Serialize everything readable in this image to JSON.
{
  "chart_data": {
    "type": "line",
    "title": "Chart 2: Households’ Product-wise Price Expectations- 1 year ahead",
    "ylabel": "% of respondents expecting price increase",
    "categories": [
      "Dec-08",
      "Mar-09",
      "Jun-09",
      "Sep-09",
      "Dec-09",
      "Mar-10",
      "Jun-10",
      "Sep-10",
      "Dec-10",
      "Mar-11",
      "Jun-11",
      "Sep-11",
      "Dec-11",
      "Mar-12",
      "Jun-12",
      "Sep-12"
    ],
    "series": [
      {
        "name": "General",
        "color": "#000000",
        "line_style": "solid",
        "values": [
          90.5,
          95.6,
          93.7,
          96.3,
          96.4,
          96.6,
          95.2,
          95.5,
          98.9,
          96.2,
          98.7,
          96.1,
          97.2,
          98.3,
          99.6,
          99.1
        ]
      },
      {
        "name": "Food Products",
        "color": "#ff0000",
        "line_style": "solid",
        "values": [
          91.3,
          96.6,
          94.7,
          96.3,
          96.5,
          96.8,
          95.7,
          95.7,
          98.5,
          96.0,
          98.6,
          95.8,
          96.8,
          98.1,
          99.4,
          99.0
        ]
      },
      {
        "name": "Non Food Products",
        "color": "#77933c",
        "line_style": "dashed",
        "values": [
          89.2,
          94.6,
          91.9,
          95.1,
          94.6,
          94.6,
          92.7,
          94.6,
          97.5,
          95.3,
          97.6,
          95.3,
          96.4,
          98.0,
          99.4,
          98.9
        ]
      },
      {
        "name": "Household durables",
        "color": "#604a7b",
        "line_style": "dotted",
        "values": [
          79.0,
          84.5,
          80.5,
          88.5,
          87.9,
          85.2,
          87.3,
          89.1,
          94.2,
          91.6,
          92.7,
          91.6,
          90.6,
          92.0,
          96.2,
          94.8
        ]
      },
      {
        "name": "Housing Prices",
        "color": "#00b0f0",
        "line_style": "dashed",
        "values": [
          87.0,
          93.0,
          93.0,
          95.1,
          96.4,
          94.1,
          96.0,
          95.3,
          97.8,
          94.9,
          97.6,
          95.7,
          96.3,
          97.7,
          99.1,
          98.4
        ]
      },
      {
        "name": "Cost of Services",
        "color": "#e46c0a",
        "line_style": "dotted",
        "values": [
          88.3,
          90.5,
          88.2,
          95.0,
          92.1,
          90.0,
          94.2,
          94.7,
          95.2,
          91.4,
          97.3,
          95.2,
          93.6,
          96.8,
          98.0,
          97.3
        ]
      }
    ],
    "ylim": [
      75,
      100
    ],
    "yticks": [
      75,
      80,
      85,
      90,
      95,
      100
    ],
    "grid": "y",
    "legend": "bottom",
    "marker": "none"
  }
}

# # # # # # #

#### [Instructions for the task]
Repeat all the records. Match each line exactly.

#### [Written solution]
Serialize everything readable in this image to JSON.
{
  "chart_data": {
    "type": "line",
    "title": "Chart 2: Households’ Product-wise Price Expectations- 1 year ahead",
    "ylabel": "% of respondents expecting price increase",
    "categories": [
      "Dec-08",
      "Mar-09",
      "Jun-09",
      "Sep-09",
      "Dec-09",
      "Mar-10",
      "Jun-10",
      "Sep-10",
      "Dec-10",
      "Mar-11",
      "Jun-11",
      "Sep-11",
      "Dec-11",
      "Mar-12",
      "Jun-12",
      "Sep-12"
    ],
    "series": [
      {
        "name": "General",
        "color": "#000000",
        "line_style": "solid",
        "values": [
          90.5,
          95.6,
          93.7,
          96.3,
          96.4,
          96.6,
          95.2,
          95.5,
          98.9,
          96.2,
          98.7,
          96.1,
          97.2,
          98.3,
          99.6,
          99.1
        ]
      },
      {
        "name": "Food Products",
        "color": "#ff0000",
        "line_style": "solid",
        "values": [
          91.3,
          96.6,
          94.7,
          96.3,
          96.5,
          96.8,
          95.7,
          95.7,
          98.5,
          96.0,
          98.6,
          95.8,
          96.8,
          98.1,
          99.4,
          99.0
        ]
      },
      {
        "name": "Non Food Products",
        "color": "#77933c",
        "line_style": "dashed",
        "values": [
          89.2,
          94.6,
          91.9,
          95.1,
          94.6,
          94.6,
          92.7,
          94.6,
          97.5,
          95.3,
          97.6,
          95.3,
          96.4,
          98.0,
          99.4,
          98.9
        ]
      },
      {
        "name": "Household durables",
        "color": "#604a7b",
        "line_style": "dotted",
        "values": [
          79.0,
          84.5,
          80.5,
          88.5,
          87.9,
          85.2,
          87.3,
          89.1,
          94.2,
          91.6,
          92.7,
          91.6,
          90.6,
          92.0,
          96.2,
          94.8
        ]
      },
      {
        "name": "Housing Prices",
        "color": "#00b0f0",
        "line_style": "dashed",
        "values": [
          87.0,
          93.0,
          93.0,
          95.1,
          96.4,
          94.1,
          96.0,
          95.3,
          97.8,
          94.9,
          97.6,
          95.7,
          96.3,
          97.7,
          99.1,
          98.4
        ]
      },
      {
        "name": "Cost of Services",
        "color": "#e46c0a",
        "line_style": "dotted",
        "values": [
          88.3,
          90.5,
          88.2,
          95.0,
          92.1,
          90.0,
          94.2,
          94.7,
          95.2,
          91.4,
          97.3,
          95.2,
          93.6,
          96.8,
          98.0,
          97.3
        ]
      }
    ],
    "ylim": [
      75,
      100
    ],
    "yticks": [
      75,
      80,
      85,
      90,
      95,
      100
    ],
    "grid": "y",
    "legend": "bottom",
    "marker": "none"
  }
}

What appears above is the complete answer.